--- Start Available data ---

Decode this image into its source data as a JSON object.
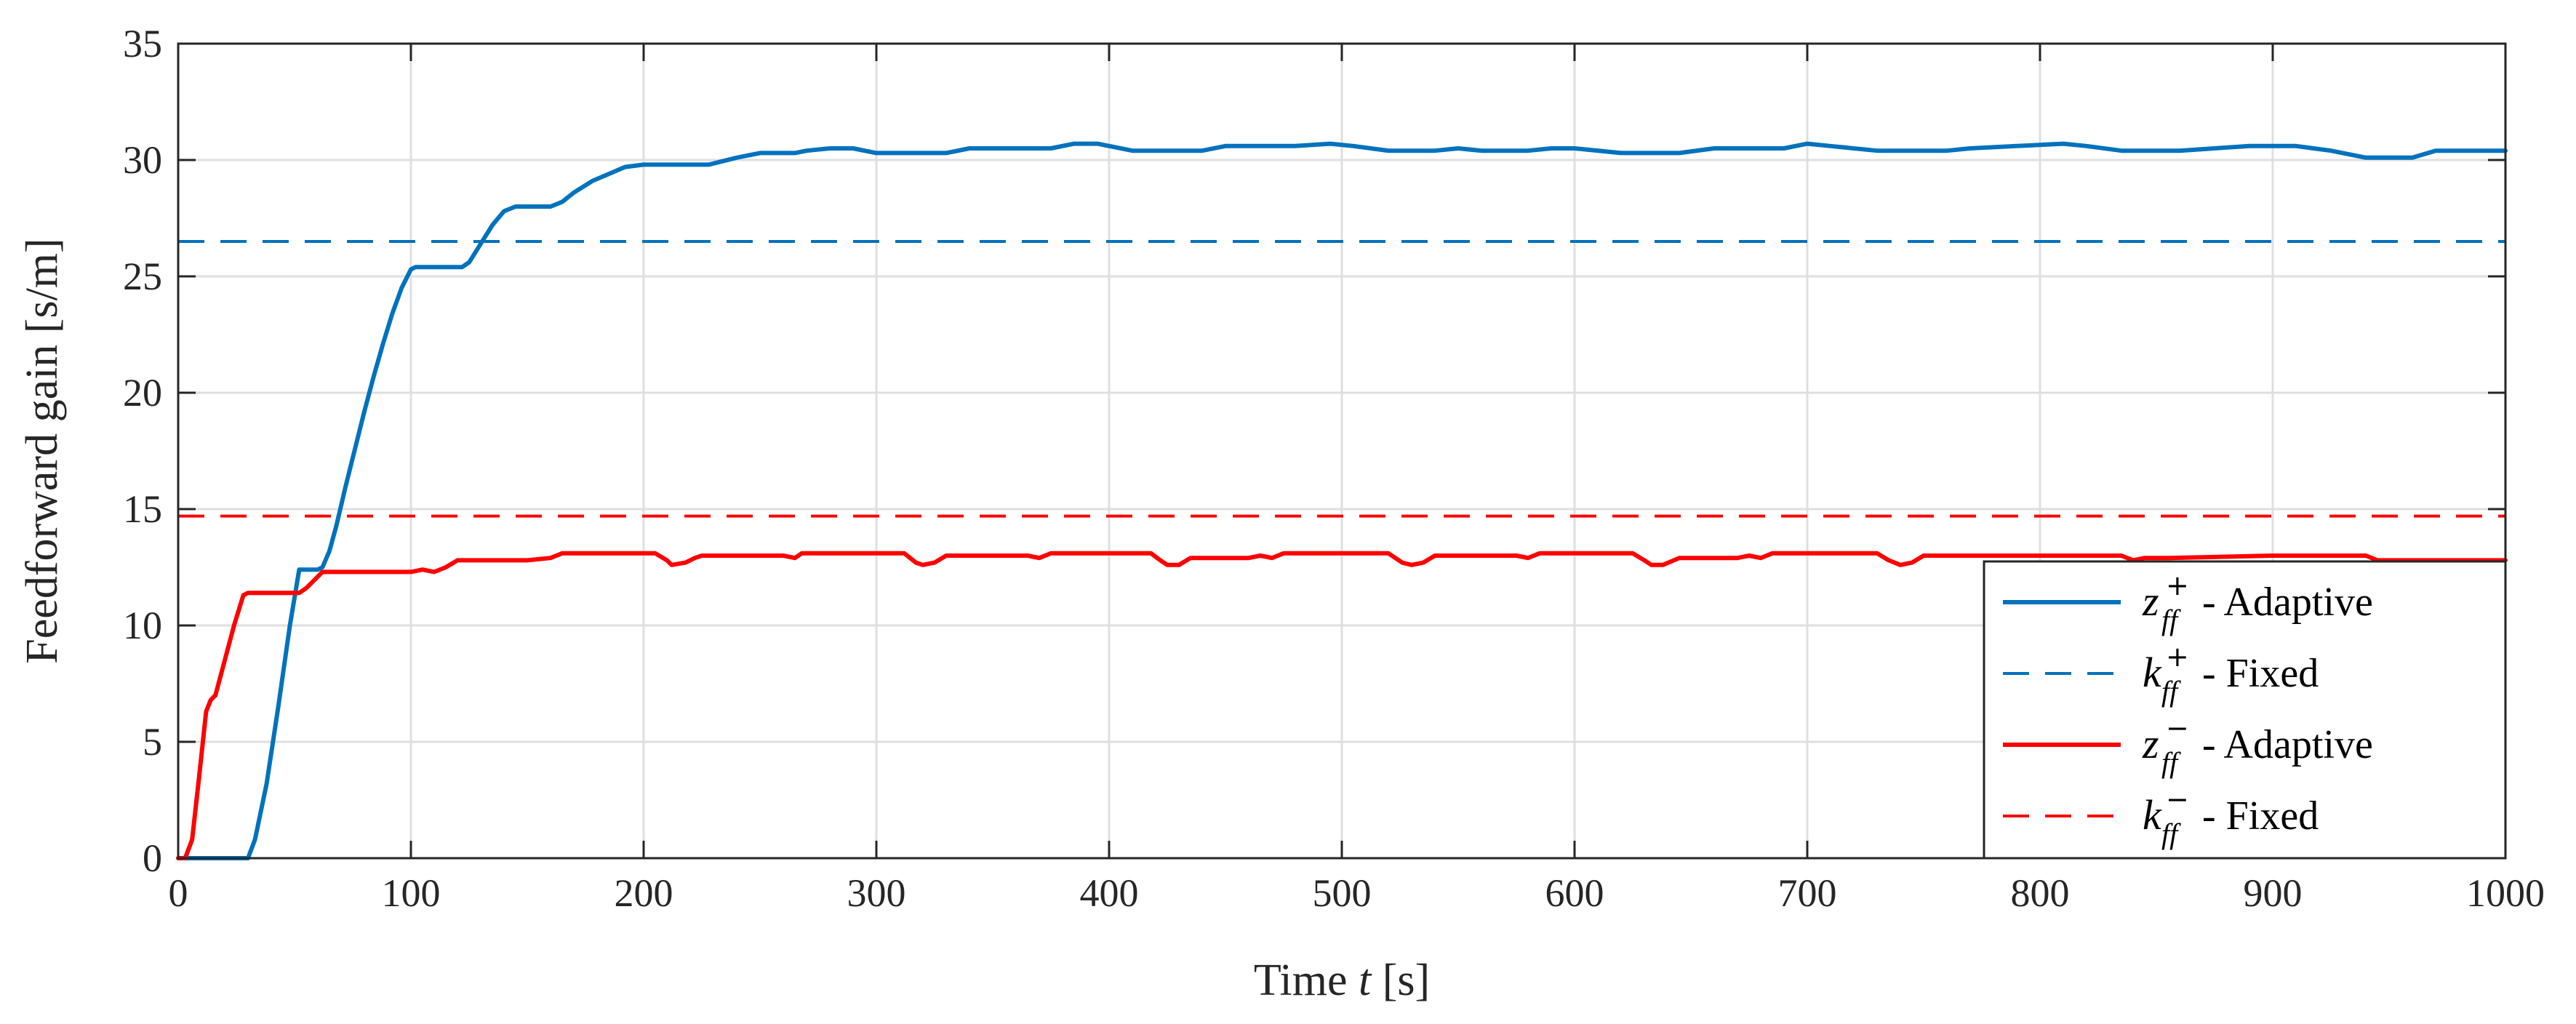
{
  "chart_data": {
    "type": "line",
    "title": "",
    "xlabel_prefix": "Time ",
    "xlabel_var": "t",
    "xlabel_unit": " [s]",
    "ylabel": "Feedforward gain [s/m]",
    "xlim": [
      0,
      1000
    ],
    "ylim": [
      0,
      35
    ],
    "x_ticks": [
      0,
      100,
      200,
      300,
      400,
      500,
      600,
      700,
      800,
      900,
      1000
    ],
    "y_ticks": [
      0,
      5,
      10,
      15,
      20,
      25,
      30,
      35
    ],
    "grid": true,
    "legend_position": "lower-right",
    "series": [
      {
        "name": "z_ff^+ - Adaptive",
        "symbol": "z",
        "sub": "ff",
        "sup": "+",
        "suffix": " - Adaptive",
        "color": "#0072BD",
        "style": "solid",
        "x": [
          0,
          30,
          33,
          38,
          43,
          48,
          52,
          60,
          62,
          65,
          68,
          72,
          76,
          80,
          84,
          88,
          92,
          96,
          100,
          102,
          110,
          122,
          125,
          130,
          135,
          140,
          145,
          150,
          160,
          165,
          170,
          178,
          185,
          192,
          200,
          205,
          228,
          232,
          240,
          250,
          265,
          270,
          280,
          290,
          300,
          305,
          330,
          340,
          350,
          375,
          385,
          395,
          410,
          420,
          440,
          450,
          470,
          480,
          495,
          505,
          520,
          540,
          550,
          560,
          580,
          590,
          600,
          620,
          630,
          645,
          660,
          670,
          690,
          700,
          710,
          730,
          740,
          760,
          770,
          790,
          810,
          820,
          835,
          860,
          875,
          890,
          910,
          925,
          940,
          960,
          970,
          985,
          1000
        ],
        "y": [
          0,
          0,
          0.8,
          3.2,
          6.5,
          10,
          12.4,
          12.4,
          12.5,
          13.2,
          14.3,
          16,
          17.6,
          19.2,
          20.7,
          22.1,
          23.4,
          24.5,
          25.3,
          25.4,
          25.4,
          25.4,
          25.6,
          26.4,
          27.2,
          27.8,
          28,
          28,
          28,
          28.2,
          28.6,
          29.1,
          29.4,
          29.7,
          29.8,
          29.8,
          29.8,
          29.9,
          30.1,
          30.3,
          30.3,
          30.4,
          30.5,
          30.5,
          30.3,
          30.3,
          30.3,
          30.5,
          30.5,
          30.5,
          30.7,
          30.7,
          30.4,
          30.4,
          30.4,
          30.6,
          30.6,
          30.6,
          30.7,
          30.6,
          30.4,
          30.4,
          30.5,
          30.4,
          30.4,
          30.5,
          30.5,
          30.3,
          30.3,
          30.3,
          30.5,
          30.5,
          30.5,
          30.7,
          30.6,
          30.4,
          30.4,
          30.4,
          30.5,
          30.6,
          30.7,
          30.6,
          30.4,
          30.4,
          30.5,
          30.6,
          30.6,
          30.4,
          30.1,
          30.1,
          30.4,
          30.4,
          30.4
        ]
      },
      {
        "name": "k_ff^+ - Fixed",
        "symbol": "k",
        "sub": "ff",
        "sup": "+",
        "suffix": " - Fixed",
        "color": "#0072BD",
        "style": "dashed",
        "x": [
          0,
          1000
        ],
        "y": [
          26.5,
          26.5
        ]
      },
      {
        "name": "z_ff^- - Adaptive",
        "symbol": "z",
        "sub": "ff",
        "sup": "−",
        "suffix": " - Adaptive",
        "color": "#FF0000",
        "style": "solid",
        "x": [
          0,
          3,
          6,
          9,
          12,
          14,
          16,
          20,
          24,
          28,
          30,
          50,
          52,
          55,
          58,
          60,
          62,
          70,
          100,
          105,
          110,
          115,
          120,
          122,
          125,
          150,
          160,
          165,
          170,
          205,
          210,
          212,
          218,
          222,
          225,
          230,
          260,
          265,
          268,
          275,
          312,
          317,
          320,
          325,
          330,
          360,
          365,
          370,
          375,
          418,
          422,
          425,
          430,
          435,
          460,
          465,
          470,
          475,
          520,
          526,
          530,
          535,
          540,
          575,
          580,
          585,
          590,
          625,
          630,
          633,
          638,
          645,
          670,
          675,
          680,
          685,
          730,
          735,
          740,
          745,
          750,
          780,
          790,
          800,
          835,
          840,
          845,
          855,
          900,
          940,
          945,
          960,
          1000
        ],
        "y": [
          0,
          0,
          0.8,
          3.5,
          6.3,
          6.8,
          7,
          8.5,
          10,
          11.3,
          11.4,
          11.4,
          11.4,
          11.6,
          11.9,
          12.1,
          12.3,
          12.3,
          12.3,
          12.4,
          12.3,
          12.5,
          12.8,
          12.8,
          12.8,
          12.8,
          12.9,
          13.1,
          13.1,
          13.1,
          12.8,
          12.6,
          12.7,
          12.9,
          13,
          13,
          13,
          12.9,
          13.1,
          13.1,
          13.1,
          12.7,
          12.6,
          12.7,
          13,
          13,
          13,
          12.9,
          13.1,
          13.1,
          12.8,
          12.6,
          12.6,
          12.9,
          12.9,
          13,
          12.9,
          13.1,
          13.1,
          12.7,
          12.6,
          12.7,
          13,
          13,
          12.9,
          13.1,
          13.1,
          13.1,
          12.8,
          12.6,
          12.6,
          12.9,
          12.9,
          13,
          12.9,
          13.1,
          13.1,
          12.8,
          12.6,
          12.7,
          13,
          13,
          13,
          13,
          13,
          12.8,
          12.9,
          12.9,
          13,
          13,
          12.8,
          12.8,
          12.8
        ]
      },
      {
        "name": "k_ff^- - Fixed",
        "symbol": "k",
        "sub": "ff",
        "sup": "−",
        "suffix": " - Fixed",
        "color": "#FF0000",
        "style": "dashed",
        "x": [
          0,
          1000
        ],
        "y": [
          14.7,
          14.7
        ]
      }
    ]
  }
}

--- End Available data ---

- [Written instruction]:
Drop the images and quote the entries word for word.

- [The solution]:
Decode this image into its source data as a JSON object.
{
  "chart_data": {
    "type": "line",
    "title": "",
    "xlabel_prefix": "Time ",
    "xlabel_var": "t",
    "xlabel_unit": " [s]",
    "ylabel": "Feedforward gain [s/m]",
    "xlim": [
      0,
      1000
    ],
    "ylim": [
      0,
      35
    ],
    "x_ticks": [
      0,
      100,
      200,
      300,
      400,
      500,
      600,
      700,
      800,
      900,
      1000
    ],
    "y_ticks": [
      0,
      5,
      10,
      15,
      20,
      25,
      30,
      35
    ],
    "grid": true,
    "legend_position": "lower-right",
    "series": [
      {
        "name": "z_ff^+ - Adaptive",
        "symbol": "z",
        "sub": "ff",
        "sup": "+",
        "suffix": " - Adaptive",
        "color": "#0072BD",
        "style": "solid",
        "x": [
          0,
          30,
          33,
          38,
          43,
          48,
          52,
          60,
          62,
          65,
          68,
          72,
          76,
          80,
          84,
          88,
          92,
          96,
          100,
          102,
          110,
          122,
          125,
          130,
          135,
          140,
          145,
          150,
          160,
          165,
          170,
          178,
          185,
          192,
          200,
          205,
          228,
          232,
          240,
          250,
          265,
          270,
          280,
          290,
          300,
          305,
          330,
          340,
          350,
          375,
          385,
          395,
          410,
          420,
          440,
          450,
          470,
          480,
          495,
          505,
          520,
          540,
          550,
          560,
          580,
          590,
          600,
          620,
          630,
          645,
          660,
          670,
          690,
          700,
          710,
          730,
          740,
          760,
          770,
          790,
          810,
          820,
          835,
          860,
          875,
          890,
          910,
          925,
          940,
          960,
          970,
          985,
          1000
        ],
        "y": [
          0,
          0,
          0.8,
          3.2,
          6.5,
          10,
          12.4,
          12.4,
          12.5,
          13.2,
          14.3,
          16,
          17.6,
          19.2,
          20.7,
          22.1,
          23.4,
          24.5,
          25.3,
          25.4,
          25.4,
          25.4,
          25.6,
          26.4,
          27.2,
          27.8,
          28,
          28,
          28,
          28.2,
          28.6,
          29.1,
          29.4,
          29.7,
          29.8,
          29.8,
          29.8,
          29.9,
          30.1,
          30.3,
          30.3,
          30.4,
          30.5,
          30.5,
          30.3,
          30.3,
          30.3,
          30.5,
          30.5,
          30.5,
          30.7,
          30.7,
          30.4,
          30.4,
          30.4,
          30.6,
          30.6,
          30.6,
          30.7,
          30.6,
          30.4,
          30.4,
          30.5,
          30.4,
          30.4,
          30.5,
          30.5,
          30.3,
          30.3,
          30.3,
          30.5,
          30.5,
          30.5,
          30.7,
          30.6,
          30.4,
          30.4,
          30.4,
          30.5,
          30.6,
          30.7,
          30.6,
          30.4,
          30.4,
          30.5,
          30.6,
          30.6,
          30.4,
          30.1,
          30.1,
          30.4,
          30.4,
          30.4
        ]
      },
      {
        "name": "k_ff^+ - Fixed",
        "symbol": "k",
        "sub": "ff",
        "sup": "+",
        "suffix": " - Fixed",
        "color": "#0072BD",
        "style": "dashed",
        "x": [
          0,
          1000
        ],
        "y": [
          26.5,
          26.5
        ]
      },
      {
        "name": "z_ff^- - Adaptive",
        "symbol": "z",
        "sub": "ff",
        "sup": "−",
        "suffix": " - Adaptive",
        "color": "#FF0000",
        "style": "solid",
        "x": [
          0,
          3,
          6,
          9,
          12,
          14,
          16,
          20,
          24,
          28,
          30,
          50,
          52,
          55,
          58,
          60,
          62,
          70,
          100,
          105,
          110,
          115,
          120,
          122,
          125,
          150,
          160,
          165,
          170,
          205,
          210,
          212,
          218,
          222,
          225,
          230,
          260,
          265,
          268,
          275,
          312,
          317,
          320,
          325,
          330,
          360,
          365,
          370,
          375,
          418,
          422,
          425,
          430,
          435,
          460,
          465,
          470,
          475,
          520,
          526,
          530,
          535,
          540,
          575,
          580,
          585,
          590,
          625,
          630,
          633,
          638,
          645,
          670,
          675,
          680,
          685,
          730,
          735,
          740,
          745,
          750,
          780,
          790,
          800,
          835,
          840,
          845,
          855,
          900,
          940,
          945,
          960,
          1000
        ],
        "y": [
          0,
          0,
          0.8,
          3.5,
          6.3,
          6.8,
          7,
          8.5,
          10,
          11.3,
          11.4,
          11.4,
          11.4,
          11.6,
          11.9,
          12.1,
          12.3,
          12.3,
          12.3,
          12.4,
          12.3,
          12.5,
          12.8,
          12.8,
          12.8,
          12.8,
          12.9,
          13.1,
          13.1,
          13.1,
          12.8,
          12.6,
          12.7,
          12.9,
          13,
          13,
          13,
          12.9,
          13.1,
          13.1,
          13.1,
          12.7,
          12.6,
          12.7,
          13,
          13,
          13,
          12.9,
          13.1,
          13.1,
          12.8,
          12.6,
          12.6,
          12.9,
          12.9,
          13,
          12.9,
          13.1,
          13.1,
          12.7,
          12.6,
          12.7,
          13,
          13,
          12.9,
          13.1,
          13.1,
          13.1,
          12.8,
          12.6,
          12.6,
          12.9,
          12.9,
          13,
          12.9,
          13.1,
          13.1,
          12.8,
          12.6,
          12.7,
          13,
          13,
          13,
          13,
          13,
          12.8,
          12.9,
          12.9,
          13,
          13,
          12.8,
          12.8,
          12.8
        ]
      },
      {
        "name": "k_ff^- - Fixed",
        "symbol": "k",
        "sub": "ff",
        "sup": "−",
        "suffix": " - Fixed",
        "color": "#FF0000",
        "style": "dashed",
        "x": [
          0,
          1000
        ],
        "y": [
          14.7,
          14.7
        ]
      }
    ]
  }
}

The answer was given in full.